* Exercise materials *
┌──
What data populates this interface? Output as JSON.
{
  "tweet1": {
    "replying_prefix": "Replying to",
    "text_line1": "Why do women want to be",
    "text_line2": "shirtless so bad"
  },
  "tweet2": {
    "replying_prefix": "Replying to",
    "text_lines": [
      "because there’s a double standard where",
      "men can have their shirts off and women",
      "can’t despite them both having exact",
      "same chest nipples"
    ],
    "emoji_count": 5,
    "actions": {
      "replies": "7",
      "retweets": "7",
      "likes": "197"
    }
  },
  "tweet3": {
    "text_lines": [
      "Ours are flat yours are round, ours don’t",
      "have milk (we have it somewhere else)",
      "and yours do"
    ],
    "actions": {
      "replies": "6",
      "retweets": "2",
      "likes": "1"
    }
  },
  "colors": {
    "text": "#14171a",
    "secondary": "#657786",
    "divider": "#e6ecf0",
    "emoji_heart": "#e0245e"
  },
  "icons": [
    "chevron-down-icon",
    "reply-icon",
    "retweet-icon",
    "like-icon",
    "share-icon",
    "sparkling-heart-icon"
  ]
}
└──
* Work to do *
The full set of records should be duplicated exactly.

* The result *
What data populates this interface? Output as JSON.
{
  "tweet1": {
    "replying_prefix": "Replying to",
    "text_line1": "Why do women want to be",
    "text_line2": "shirtless so bad"
  },
  "tweet2": {
    "replying_prefix": "Replying to",
    "text_lines": [
      "because there’s a double standard where",
      "men can have their shirts off and women",
      "can’t despite them both having exact",
      "same chest nipples"
    ],
    "emoji_count": 5,
    "actions": {
      "replies": "7",
      "retweets": "7",
      "likes": "197"
    }
  },
  "tweet3": {
    "text_lines": [
      "Ours are flat yours are round, ours don’t",
      "have milk (we have it somewhere else)",
      "and yours do"
    ],
    "actions": {
      "replies": "6",
      "retweets": "2",
      "likes": "1"
    }
  },
  "colors": {
    "text": "#14171a",
    "secondary": "#657786",
    "divider": "#e6ecf0",
    "emoji_heart": "#e0245e"
  },
  "icons": [
    "chevron-down-icon",
    "reply-icon",
    "retweet-icon",
    "like-icon",
    "share-icon",
    "sparkling-heart-icon"
  ]
}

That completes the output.